REQUIRED WORK:
Please rewrite the part of the records that opens with the line containing "chevron-down-icon <box>1240 642" and closes with the line containing "posts-section-title: Posts <box>568", changing "chevron-down-icon" to "dropdown-arrow-icon" and leaving everything else as it is. Return only those lines.

INFORMATION GIVEN:
★ ★ ★ ★ ★ ★ ★

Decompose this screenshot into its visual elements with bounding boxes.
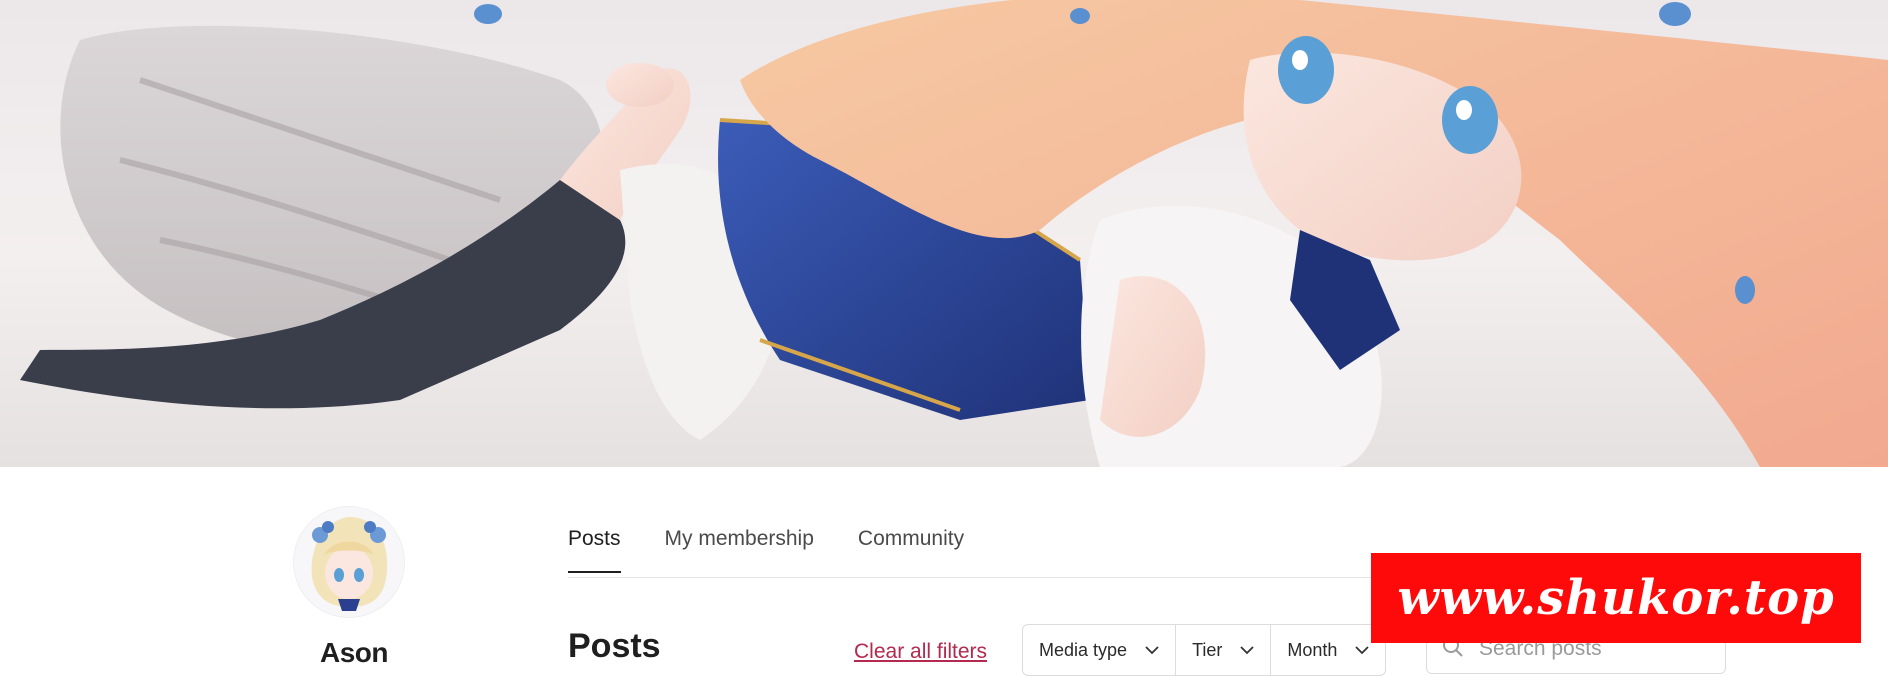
chevron-down-icon <box>1240 642 1255 658</box>
chevron-down-icon <box>1145 642 1159 658</box>
media-type-filter[interactable]: Media type <box>1023 625 1177 675</box>
tab-posts[interactable]: Posts <box>568 527 621 573</box>
tier-filter-label: Tier <box>1192 639 1223 660</box>
posts-section-title: Posts <box>568 627 661 665</box>
month-filter-label: Month <box>1287 639 1338 660</box>
cover-banner-image <box>0 0 1888 467</box>
avatar-illustration <box>294 507 404 617</box>
tier-filter[interactable]: Tier <box>1176 625 1272 675</box>
post-filters: Media type Tier Month <box>1022 624 1387 676</box>
media-type-filter-label: Media type <box>1039 639 1128 660</box>
watermark-text: www.shukor.top <box>1397 570 1835 626</box>
tab-my-membership[interactable]: My membership <box>665 527 814 573</box>
creator-tabs: Posts My membership Community <box>568 527 1008 573</box>
month-filter[interactable]: Month <box>1271 625 1385 675</box>
creator-avatar[interactable] <box>294 507 404 617</box>
chevron-down-icon <box>1355 642 1370 658</box>
creator-name: Ason <box>320 637 389 668</box>
clear-all-filters-link[interactable]: Clear all filters <box>854 640 987 664</box>
tab-community[interactable]: Community <box>858 527 964 573</box>
watermark-overlay: www.shukor.top <box>1371 553 1861 643</box>
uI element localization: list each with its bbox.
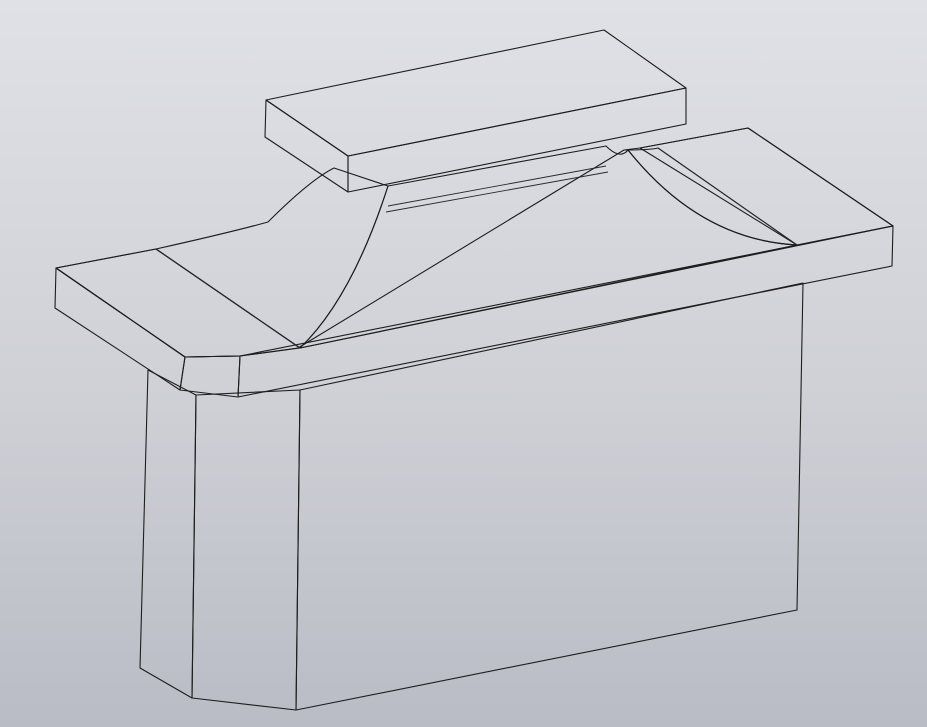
3d-part-model[interactable]: [0, 0, 927, 727]
body-front-face: [295, 282, 804, 711]
flange-top-face: [55, 127, 894, 358]
top-plate-left-face: [264, 99, 349, 193]
flange-left-seam: [155, 248, 301, 349]
neck-right-fillet: [623, 147, 798, 246]
flange-chamfer-face: [179, 355, 241, 398]
neck: [155, 145, 798, 349]
flange: [54, 127, 894, 398]
neck-seam-upper: [387, 165, 607, 207]
3d-viewport[interactable]: [0, 0, 927, 727]
flange-left-end-face: [54, 267, 186, 391]
flange-left-top-strip: [55, 248, 301, 358]
flange-right-seam: [657, 147, 798, 246]
flange-front-face: [237, 225, 894, 398]
neck-left-fillet: [155, 167, 389, 349]
flange-right-top-strip: [639, 127, 894, 246]
body-left-side-face: [139, 369, 197, 699]
top-plate-front-face: [347, 87, 687, 193]
body-block: [139, 282, 804, 711]
body-chamfer-face: [191, 389, 301, 711]
top-plate: [264, 29, 687, 193]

★ ★ ★ ★ ★ ★ ★

RESPONSE BELOW:
dropdown-arrow-icon <box>1240 642 1255 658</box>
dropdown-arrow-icon <box>1145 642 1159 658</box>
media-type-filter[interactable]: Media type <box>1023 625 1177 675</box>
tab-posts[interactable]: Posts <box>568 527 621 573</box>
tier-filter-label: Tier <box>1192 639 1223 660</box>
posts-section-title: Posts <box>568 627 661 665</box>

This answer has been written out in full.